## [TASK BRIEF]
Every line of the records must be repeated exactly; pictures stay out.

-------- THE RECORDS

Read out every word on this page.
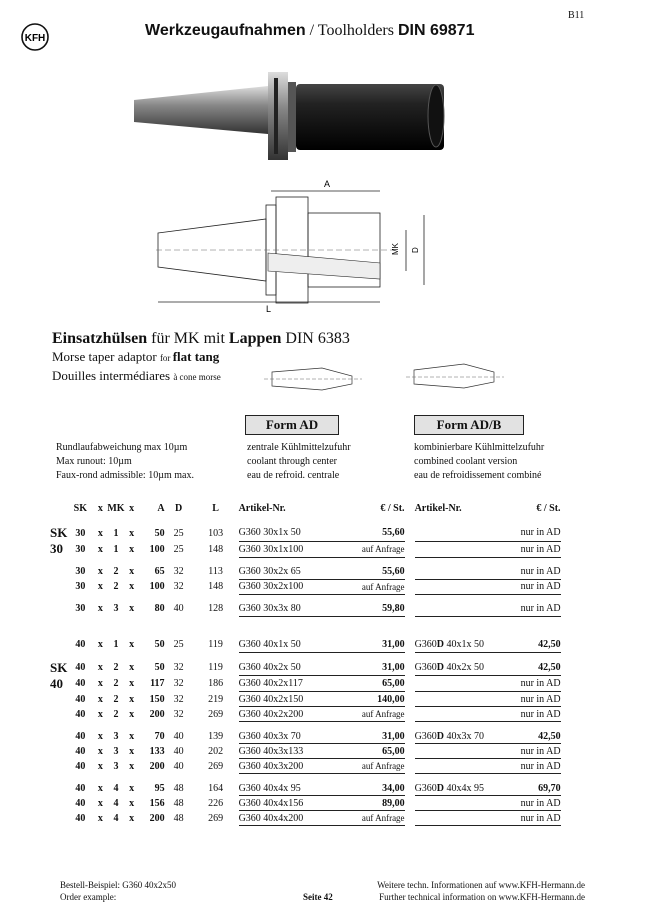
B11
KFH	Werkzeugaufnahmen / Toolholders DIN 69871
A
L
MK D
Einsatzhülsen für MK mit Lappen DIN 6383
Morse taper adaptor for flat tang
Douilles intermédiares à cone morse
Form AD	Form AD/B
Rundlaufabweichung max 10µm
Max runout: 10µm
Faux-rond admissible: 10µm max.
zentrale Kühlmittelzufuhr
coolant through center
eau de refroid. centrale
kombinierbare Kühlmittelzufuhr
combined coolant version
eau de refroidissement combiné
	SK	x	MK	x	A	D	L	Artikel-Nr.	€ / St.		Artikel-Nr.	€ / St.
SK	30	x	1	x	50	25	103	G360 30x1x 50	55,60			nur in AD
30	30	x	1	x	100	25	148	G360 30x1x100	auf Anfrage			nur in AD

	30	x	2	x	65	32	113	G360 30x2x 65	55,60			nur in AD
	30	x	2	x	100	32	148	G360 30x2x100	auf Anfrage			nur in AD

	30	x	3	x	80	40	128	G360 30x3x 80	59,80			nur in AD

	40	x	1	x	50	25	119	G360 40x1x 50	31,00		G360D 40x1x 50	42,50

SK	40	x	2	x	50	32	119	G360 40x2x 50	31,00		G360D 40x2x 50	42,50
40	40	x	2	x	117	32	186	G360 40x2x117	65,00			nur in AD
	40	x	2	x	150	32	219	G360 40x2x150	140,00			nur in AD
	40	x	2	x	200	32	269	G360 40x2x200	auf Anfrage			nur in AD

	40	x	3	x	70	40	139	G360 40x3x 70	31,00		G360D 40x3x 70	42,50
	40	x	3	x	133	40	202	G360 40x3x133	65,00			nur in AD
	40	x	3	x	200	40	269	G360 40x3x200	auf Anfrage			nur in AD

	40	x	4	x	95	48	164	G360 40x4x 95	34,00		G360D 40x4x 95	69,70
	40	x	4	x	156	48	226	G360 40x4x156	89,00			nur in AD
	40	x	4	x	200	48	269	G360 40x4x200	auf Anfrage			nur in AD
Bestell-Beispiel: G360 40x2x50
Order example:	Seite 42
Weitere techn. Informationen auf www.KFH-Hermann.de
Further technical information on www.KFH-Hermann.de
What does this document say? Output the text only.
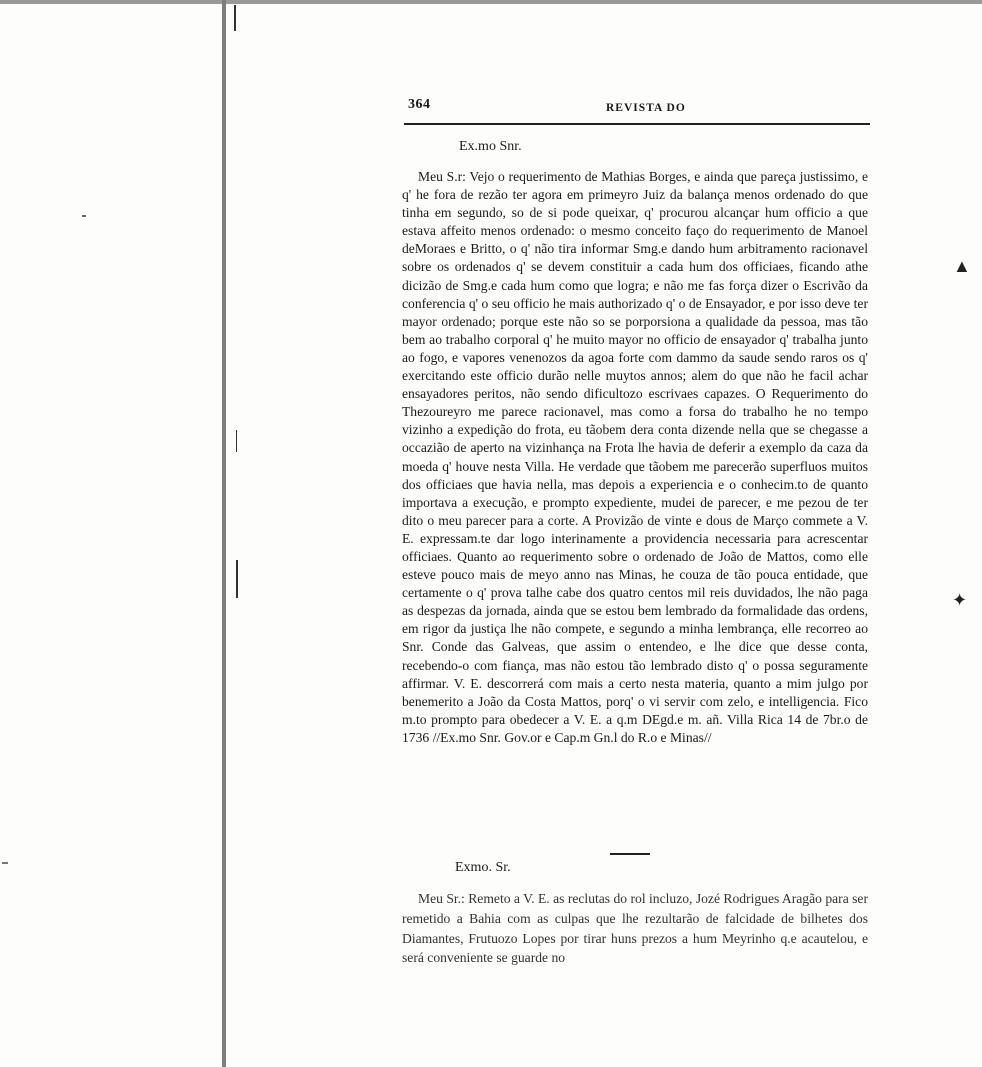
364	REVISTA DO
Ex.mo Snr.

Meu S.r: Vejo o requerimento de Mathias Borges, e ainda que pareça justissimo, e q' he fora de rezão ter agora em primeyro Juiz da balança menos ordenado do que tinha em segundo, so de si pode queixar, q' procurou alcançar hum officio a que estava affeito menos ordenado: o mesmo conceito faço do requerimento de Manoel deMoraes e Britto, o q' não tira informar Smg.e dando hum arbitramento racionavel sobre os ordenados q' se devem constituir a cada hum dos officiaes, ficando athe dicizão de Smg.e cada hum como que logra; e não me fas força dizer o Escrivão da conferencia q' o seu officio he mais authorizado q' o de Ensayador, e por isso deve ter mayor ordenado; porque este não so se porporsiona a qualidade da pessoa, mas tão bem ao trabalho corporal q' he muito mayor no officio de ensayador q' trabalha junto ao fogo, e vapores venenozos da agoa forte com dammo da saude sendo raros os q' exercitando este officio durão nelle muytos annos; alem do que não he facil achar ensayadores peritos, não sendo dificultozo escrivaes capazes. O Requerimento do Thezoureyro me parece racionavel, mas como a forsa do trabalho he no tempo vizinho a expedição do frota, eu tãobem dera conta dizende nella que se chegasse a occazião de aperto na vizinhança na Frota lhe havia de deferir a exemplo da caza da moeda q' houve nesta Villa. He verdade que tãobem me parecerão superfluos muitos dos officiaes que havia nella, mas depois a experiencia e o conhecim.to de quanto importava a execução, e prompto expediente, mudei de parecer, e me pezou de ter dito o meu parecer para a corte. A Provizão de vinte e dous de Março commete a V. E. expressam.te dar logo interinamente a providencia necessaria para acrescentar officiaes. Quanto ao requerimento sobre o ordenado de João de Mattos, como elle esteve pouco mais de meyo anno nas Minas, he couza de tão pouca entidade, que certamente o q' prova talhe cabe dos quatro centos mil reis duvidados, lhe não paga as despezas da jornada, ainda que se estou bem lembrado da formalidade das ordens, em rigor da justiça lhe não compete, e segundo a minha lembrança, elle recorreo ao Snr. Conde das Galveas, que assim o entendeo, e lhe dice que desse conta, recebendo-o com fiança, mas não estou tão lembrado disto q' o possa seguramente affirmar. V. E. descorrerá com mais a certo nesta materia, quanto a mim julgo por benemerito a João da Costa Mattos, porq' o vi servir com zelo, e intelligencia. Fico m.to prompto para obedecer a V. E. a q.m DEgd.e m. añ. Villa Rica 14 de 7br.o de 1736 //Ex.mo Snr. Gov.or e Cap.m Gn.l do R.o e Minas//

Exmo. Sr.

Meu Sr.: Remeto a V. E. as reclutas do rol incluzo, Jozé Rodrigues Aragão para ser remetido a Bahia com as culpas que lhe rezultarão de falcidade de bilhetes dos Diamantes, Frutuozo Lopes por tirar huns prezos a hum Meyrinho q.e acautelou, e será conveniente se guarde no

▲
✦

----------------

## [WRITTEN SOLUTION]
Read out every word on this page.
B11
KFH	Werkzeugaufnahmen / Toolholders DIN 69871
A
L
MK D
Einsatzhülsen für MK mit Lappen DIN 6383
Morse taper adaptor for flat tang
Douilles intermédiares à cone morse
Form AD	Form AD/B
Rundlaufabweichung max 10µm
Max runout: 10µm
Faux-rond admissible: 10µm max.
zentrale Kühlmittelzufuhr
coolant through center
eau de refroid. centrale
kombinierbare Kühlmittelzufuhr
combined coolant version
eau de refroidissement combiné
	SK	x	MK	x	A	D	L	Artikel-Nr.	€ / St.		Artikel-Nr.	€ / St.
SK	30	x	1	x	50	25	103	G360 30x1x 50	55,60			nur in AD
30	30	x	1	x	100	25	148	G360 30x1x100	auf Anfrage			nur in AD

	30	x	2	x	65	32	113	G360 30x2x 65	55,60			nur in AD
	30	x	2	x	100	32	148	G360 30x2x100	auf Anfrage			nur in AD

	30	x	3	x	80	40	128	G360 30x3x 80	59,80			nur in AD

	40	x	1	x	50	25	119	G360 40x1x 50	31,00		G360D 40x1x 50	42,50

SK	40	x	2	x	50	32	119	G360 40x2x 50	31,00		G360D 40x2x 50	42,50
40	40	x	2	x	117	32	186	G360 40x2x117	65,00			nur in AD
	40	x	2	x	150	32	219	G360 40x2x150	140,00			nur in AD
	40	x	2	x	200	32	269	G360 40x2x200	auf Anfrage			nur in AD

	40	x	3	x	70	40	139	G360 40x3x 70	31,00		G360D 40x3x 70	42,50
	40	x	3	x	133	40	202	G360 40x3x133	65,00			nur in AD
	40	x	3	x	200	40	269	G360 40x3x200	auf Anfrage			nur in AD

	40	x	4	x	95	48	164	G360 40x4x 95	34,00		G360D 40x4x 95	69,70
	40	x	4	x	156	48	226	G360 40x4x156	89,00			nur in AD
	40	x	4	x	200	48	269	G360 40x4x200	auf Anfrage			nur in AD
Bestell-Beispiel: G360 40x2x50
Order example:	Seite 42
Weitere techn. Informationen auf www.KFH-Hermann.de
Further technical information on www.KFH-Hermann.de
What does this document say? Output the text only.
364	REVISTA DO
Ex.mo Snr.

Meu S.r: Vejo o requerimento de Mathias Borges, e ainda que pareça justissimo, e q' he fora de rezão ter agora em primeyro Juiz da balança menos ordenado do que tinha em segundo, so de si pode queixar, q' procurou alcançar hum officio a que estava affeito menos ordenado: o mesmo conceito faço do requerimento de Manoel deMoraes e Britto, o q' não tira informar Smg.e dando hum arbitramento racionavel sobre os ordenados q' se devem constituir a cada hum dos officiaes, ficando athe dicizão de Smg.e cada hum como que logra; e não me fas força dizer o Escrivão da conferencia q' o seu officio he mais authorizado q' o de Ensayador, e por isso deve ter mayor ordenado; porque este não so se porporsiona a qualidade da pessoa, mas tão bem ao trabalho corporal q' he muito mayor no officio de ensayador q' trabalha junto ao fogo, e vapores venenozos da agoa forte com dammo da saude sendo raros os q' exercitando este officio durão nelle muytos annos; alem do que não he facil achar ensayadores peritos, não sendo dificultozo escrivaes capazes. O Requerimento do Thezoureyro me parece racionavel, mas como a forsa do trabalho he no tempo vizinho a expedição do frota, eu tãobem dera conta dizende nella que se chegasse a occazião de aperto na vizinhança na Frota lhe havia de deferir a exemplo da caza da moeda q' houve nesta Villa. He verdade que tãobem me parecerão superfluos muitos dos officiaes que havia nella, mas depois a experiencia e o conhecim.to de quanto importava a execução, e prompto expediente, mudei de parecer, e me pezou de ter dito o meu parecer para a corte. A Provizão de vinte e dous de Março commete a V. E. expressam.te dar logo interinamente a providencia necessaria para acrescentar officiaes. Quanto ao requerimento sobre o ordenado de João de Mattos, como elle esteve pouco mais de meyo anno nas Minas, he couza de tão pouca entidade, que certamente o q' prova talhe cabe dos quatro centos mil reis duvidados, lhe não paga as despezas da jornada, ainda que se estou bem lembrado da formalidade das ordens, em rigor da justiça lhe não compete, e segundo a minha lembrança, elle recorreo ao Snr. Conde das Galveas, que assim o entendeo, e lhe dice que desse conta, recebendo-o com fiança, mas não estou tão lembrado disto q' o possa seguramente affirmar. V. E. descorrerá com mais a certo nesta materia, quanto a mim julgo por benemerito a João da Costa Mattos, porq' o vi servir com zelo, e intelligencia. Fico m.to prompto para obedecer a V. E. a q.m DEgd.e m. añ. Villa Rica 14 de 7br.o de 1736 //Ex.mo Snr. Gov.or e Cap.m Gn.l do R.o e Minas//

Exmo. Sr.

Meu Sr.: Remeto a V. E. as reclutas do rol incluzo, Jozé Rodrigues Aragão para ser remetido a Bahia com as culpas que lhe rezultarão de falcidade de bilhetes dos Diamantes, Frutuozo Lopes por tirar huns prezos a hum Meyrinho q.e acautelou, e será conveniente se guarde no

▲
✦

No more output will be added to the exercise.